[Dataset entries]
** BEGIN **
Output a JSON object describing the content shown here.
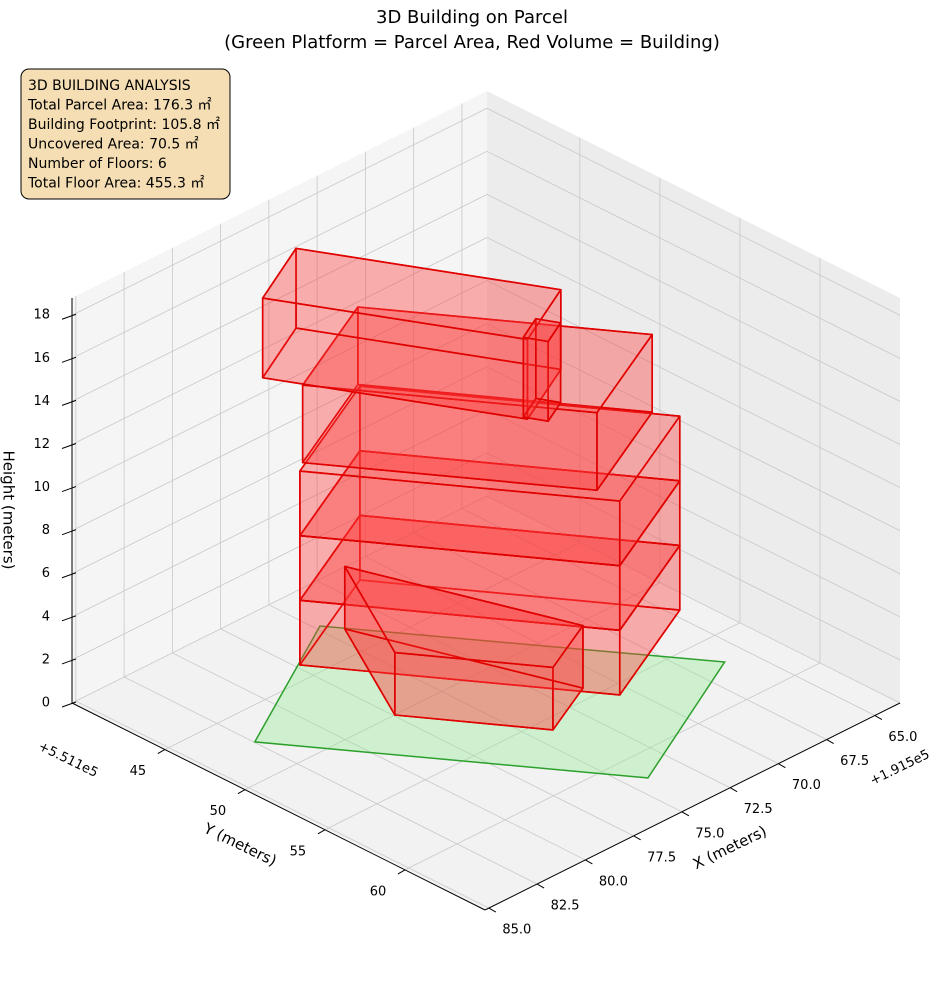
{
  "chart_data": {
    "type": "3d",
    "title": "3D Building on Parcel",
    "subtitle": "(Green Platform = Parcel Area, Red Volume = Building)",
    "xlabel": "X (meters)",
    "ylabel": "Y (meters)",
    "zlabel": "Height (meters)",
    "x_offset_label": "+1.915e5",
    "y_offset_label": "+5.511e5",
    "xlim": [
      63.7,
      85.2
    ],
    "ylim": [
      39.2,
      65
    ],
    "zlim": [
      0,
      18.8
    ],
    "xticks": [
      {
        "value": 65,
        "label": "65.0"
      },
      {
        "value": 67.5,
        "label": "67.5"
      },
      {
        "value": 70,
        "label": "70.0"
      },
      {
        "value": 72.5,
        "label": "72.5"
      },
      {
        "value": 75,
        "label": "75.0"
      },
      {
        "value": 77.5,
        "label": "77.5"
      },
      {
        "value": 80,
        "label": "80.0"
      },
      {
        "value": 82.5,
        "label": "82.5"
      },
      {
        "value": 85,
        "label": "85.0"
      }
    ],
    "yticks": [
      45,
      50,
      55,
      60
    ],
    "zticks": [
      0,
      2,
      4,
      6,
      8,
      10,
      12,
      14,
      16,
      18
    ],
    "grid": true,
    "annotation": [
      "3D BUILDING ANALYSIS",
      "Total Parcel Area: 176.3 ㎡",
      "Building Footprint: 105.8 ㎡",
      "Uncovered Area: 70.5 ㎡",
      "Number of Floors: 6",
      "Total Floor Area: 455.3 ㎡"
    ]
  }
}
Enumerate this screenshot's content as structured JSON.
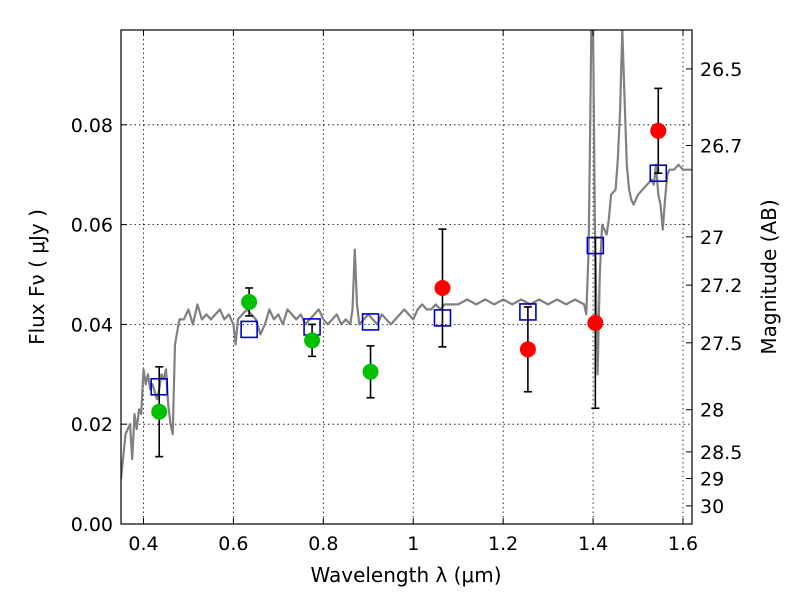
{
  "chart_data": {
    "type": "scatter",
    "xlabel": "Wavelength  λ (μm)",
    "ylabel": "Flux  Fν  ( μJy )",
    "y2label": "Magnitude (AB)",
    "xlim": [
      0.35,
      1.62
    ],
    "ylim": [
      0.0,
      0.099
    ],
    "grid": true,
    "x_ticks": [
      {
        "value": 0.4,
        "label": "0.4"
      },
      {
        "value": 0.6,
        "label": "0.6"
      },
      {
        "value": 0.8,
        "label": "0.8"
      },
      {
        "value": 1.0,
        "label": "1"
      },
      {
        "value": 1.2,
        "label": "1.2"
      },
      {
        "value": 1.4,
        "label": "1.4"
      },
      {
        "value": 1.6,
        "label": "1.6"
      }
    ],
    "y_ticks": [
      {
        "value": 0.0,
        "label": "0.00"
      },
      {
        "value": 0.02,
        "label": "0.02"
      },
      {
        "value": 0.04,
        "label": "0.04"
      },
      {
        "value": 0.06,
        "label": "0.06"
      },
      {
        "value": 0.08,
        "label": "0.08"
      }
    ],
    "y2_ticks": [
      {
        "value": 26.5,
        "label": "26.5"
      },
      {
        "value": 26.7,
        "label": "26.7"
      },
      {
        "value": 27.0,
        "label": "27"
      },
      {
        "value": 27.2,
        "label": "27.2"
      },
      {
        "value": 27.5,
        "label": "27.5"
      },
      {
        "value": 28.0,
        "label": "28"
      },
      {
        "value": 28.5,
        "label": "28.5"
      },
      {
        "value": 29.0,
        "label": "29"
      },
      {
        "value": 30.0,
        "label": "30"
      }
    ],
    "series": [
      {
        "marker": "line",
        "color": "#808080",
        "points": [
          [
            0.35,
            0.009
          ],
          [
            0.36,
            0.018
          ],
          [
            0.37,
            0.02
          ],
          [
            0.375,
            0.013
          ],
          [
            0.38,
            0.022
          ],
          [
            0.385,
            0.019
          ],
          [
            0.39,
            0.023
          ],
          [
            0.395,
            0.022
          ],
          [
            0.4,
            0.031
          ],
          [
            0.405,
            0.028
          ],
          [
            0.41,
            0.03
          ],
          [
            0.415,
            0.027
          ],
          [
            0.42,
            0.028
          ],
          [
            0.43,
            0.025
          ],
          [
            0.435,
            0.027
          ],
          [
            0.44,
            0.03
          ],
          [
            0.445,
            0.029
          ],
          [
            0.45,
            0.031
          ],
          [
            0.455,
            0.024
          ],
          [
            0.46,
            0.02
          ],
          [
            0.465,
            0.018
          ],
          [
            0.47,
            0.036
          ],
          [
            0.48,
            0.041
          ],
          [
            0.49,
            0.041
          ],
          [
            0.5,
            0.043
          ],
          [
            0.51,
            0.04
          ],
          [
            0.52,
            0.044
          ],
          [
            0.53,
            0.041
          ],
          [
            0.54,
            0.042
          ],
          [
            0.55,
            0.041
          ],
          [
            0.56,
            0.042
          ],
          [
            0.57,
            0.043
          ],
          [
            0.58,
            0.041
          ],
          [
            0.59,
            0.042
          ],
          [
            0.6,
            0.04
          ],
          [
            0.605,
            0.036
          ],
          [
            0.61,
            0.041
          ],
          [
            0.62,
            0.042
          ],
          [
            0.63,
            0.043
          ],
          [
            0.64,
            0.042
          ],
          [
            0.65,
            0.041
          ],
          [
            0.66,
            0.038
          ],
          [
            0.67,
            0.04
          ],
          [
            0.68,
            0.043
          ],
          [
            0.69,
            0.041
          ],
          [
            0.7,
            0.042
          ],
          [
            0.71,
            0.04
          ],
          [
            0.72,
            0.043
          ],
          [
            0.73,
            0.042
          ],
          [
            0.74,
            0.041
          ],
          [
            0.75,
            0.042
          ],
          [
            0.76,
            0.04
          ],
          [
            0.77,
            0.041
          ],
          [
            0.78,
            0.042
          ],
          [
            0.79,
            0.043
          ],
          [
            0.8,
            0.041
          ],
          [
            0.81,
            0.04
          ],
          [
            0.82,
            0.041
          ],
          [
            0.83,
            0.042
          ],
          [
            0.84,
            0.04
          ],
          [
            0.85,
            0.041
          ],
          [
            0.86,
            0.04
          ],
          [
            0.865,
            0.043
          ],
          [
            0.87,
            0.055
          ],
          [
            0.875,
            0.044
          ],
          [
            0.88,
            0.04
          ],
          [
            0.89,
            0.041
          ],
          [
            0.9,
            0.042
          ],
          [
            0.91,
            0.041
          ],
          [
            0.92,
            0.04
          ],
          [
            0.93,
            0.042
          ],
          [
            0.94,
            0.041
          ],
          [
            0.95,
            0.04
          ],
          [
            0.96,
            0.041
          ],
          [
            0.97,
            0.042
          ],
          [
            0.98,
            0.043
          ],
          [
            0.99,
            0.042
          ],
          [
            1.0,
            0.041
          ],
          [
            1.01,
            0.043
          ],
          [
            1.02,
            0.044
          ],
          [
            1.03,
            0.043
          ],
          [
            1.04,
            0.043
          ],
          [
            1.05,
            0.044
          ],
          [
            1.06,
            0.043
          ],
          [
            1.07,
            0.044
          ],
          [
            1.08,
            0.044
          ],
          [
            1.1,
            0.044
          ],
          [
            1.12,
            0.045
          ],
          [
            1.14,
            0.044
          ],
          [
            1.16,
            0.045
          ],
          [
            1.18,
            0.044
          ],
          [
            1.2,
            0.045
          ],
          [
            1.22,
            0.044
          ],
          [
            1.24,
            0.045
          ],
          [
            1.26,
            0.044
          ],
          [
            1.28,
            0.045
          ],
          [
            1.3,
            0.044
          ],
          [
            1.32,
            0.045
          ],
          [
            1.34,
            0.044
          ],
          [
            1.36,
            0.045
          ],
          [
            1.38,
            0.044
          ],
          [
            1.385,
            0.042
          ],
          [
            1.39,
            0.055
          ],
          [
            1.393,
            0.075
          ],
          [
            1.396,
            0.099
          ],
          [
            1.4,
            0.099
          ],
          [
            1.404,
            0.06
          ],
          [
            1.41,
            0.03
          ],
          [
            1.415,
            0.05
          ],
          [
            1.42,
            0.06
          ],
          [
            1.43,
            0.058
          ],
          [
            1.435,
            0.061
          ],
          [
            1.44,
            0.066
          ],
          [
            1.45,
            0.067
          ],
          [
            1.455,
            0.073
          ],
          [
            1.46,
            0.083
          ],
          [
            1.465,
            0.099
          ],
          [
            1.47,
            0.085
          ],
          [
            1.475,
            0.072
          ],
          [
            1.48,
            0.067
          ],
          [
            1.485,
            0.065
          ],
          [
            1.49,
            0.064
          ],
          [
            1.5,
            0.066
          ],
          [
            1.51,
            0.067
          ],
          [
            1.52,
            0.068
          ],
          [
            1.53,
            0.069
          ],
          [
            1.535,
            0.068
          ],
          [
            1.54,
            0.072
          ],
          [
            1.545,
            0.066
          ],
          [
            1.55,
            0.064
          ],
          [
            1.555,
            0.059
          ],
          [
            1.56,
            0.065
          ],
          [
            1.565,
            0.07
          ],
          [
            1.57,
            0.071
          ],
          [
            1.58,
            0.071
          ],
          [
            1.59,
            0.072
          ],
          [
            1.6,
            0.071
          ],
          [
            1.61,
            0.071
          ],
          [
            1.62,
            0.071
          ]
        ]
      },
      {
        "marker": "square",
        "color": "#0000cc",
        "points": [
          [
            0.435,
            0.0275
          ],
          [
            0.635,
            0.039
          ],
          [
            0.775,
            0.0395
          ],
          [
            0.905,
            0.0405
          ],
          [
            1.065,
            0.0413
          ],
          [
            1.255,
            0.0425
          ],
          [
            1.405,
            0.0558
          ],
          [
            1.545,
            0.0703
          ]
        ]
      },
      {
        "marker": "circle",
        "color": "#00c000",
        "points": [
          {
            "x": 0.435,
            "y": 0.0225,
            "err": 0.009
          },
          {
            "x": 0.635,
            "y": 0.0445,
            "err": 0.0028
          },
          {
            "x": 0.775,
            "y": 0.0368,
            "err": 0.0032
          },
          {
            "x": 0.905,
            "y": 0.0305,
            "err": 0.0052
          }
        ]
      },
      {
        "marker": "circle",
        "color": "#ff0000",
        "points": [
          {
            "x": 1.065,
            "y": 0.0473,
            "err": 0.0118
          },
          {
            "x": 1.255,
            "y": 0.035,
            "err": 0.0085
          },
          {
            "x": 1.405,
            "y": 0.0403,
            "err": 0.0171
          },
          {
            "x": 1.545,
            "y": 0.0788,
            "err": 0.0085
          }
        ]
      }
    ]
  }
}
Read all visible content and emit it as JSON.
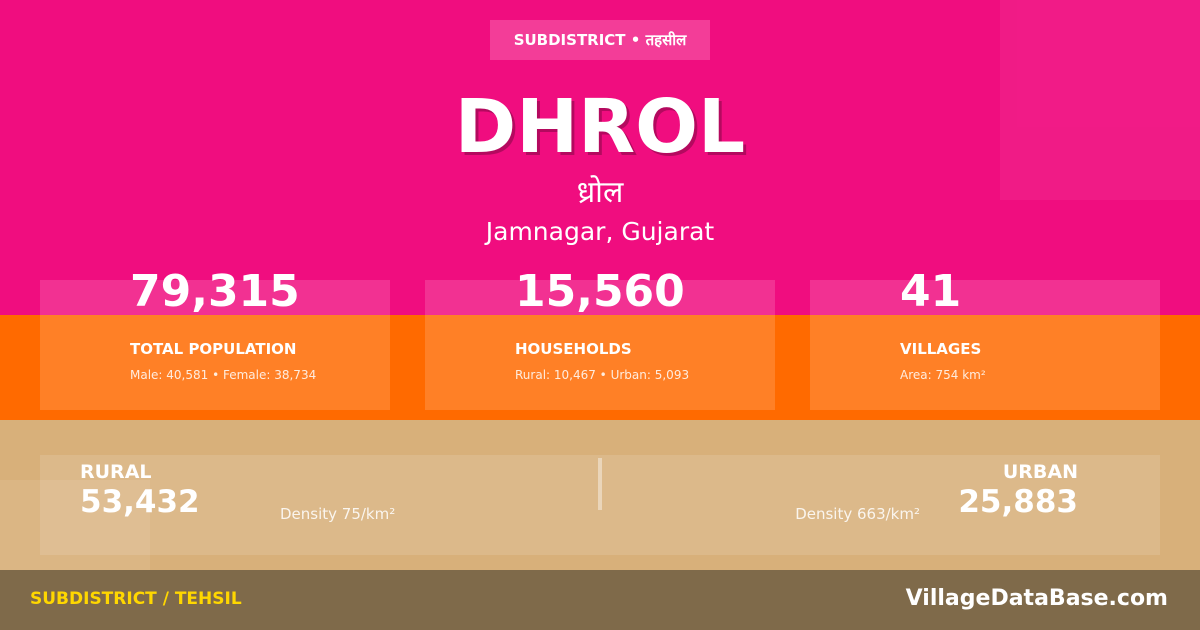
{
  "badge": "SUBDISTRICT • तहसील",
  "title": "DHROL",
  "title_native": "ध्रोल",
  "location": "Jamnagar, Gujarat",
  "stats": [
    {
      "value": "79,315",
      "label": "TOTAL POPULATION",
      "detail": "Male: 40,581 • Female: 38,734"
    },
    {
      "value": "15,560",
      "label": "HOUSEHOLDS",
      "detail": "Rural: 10,467 • Urban: 5,093"
    },
    {
      "value": "41",
      "label": "VILLAGES",
      "detail": "Area: 754 km²"
    }
  ],
  "rural": {
    "label": "RURAL",
    "value": "53,432",
    "density": "Density 75/km²"
  },
  "urban": {
    "label": "URBAN",
    "value": "25,883",
    "density": "Density 663/km²"
  },
  "footer": {
    "category": "SUBDISTRICT / TEHSIL",
    "site": "VillageDataBase.com"
  }
}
** END **
» **What to work on**
Pull out every line holding "marker" from the records above, and copy it.

» **Result**
        "marker": "line",
        "marker": "square",
        "marker": "circle",
        "marker": "circle",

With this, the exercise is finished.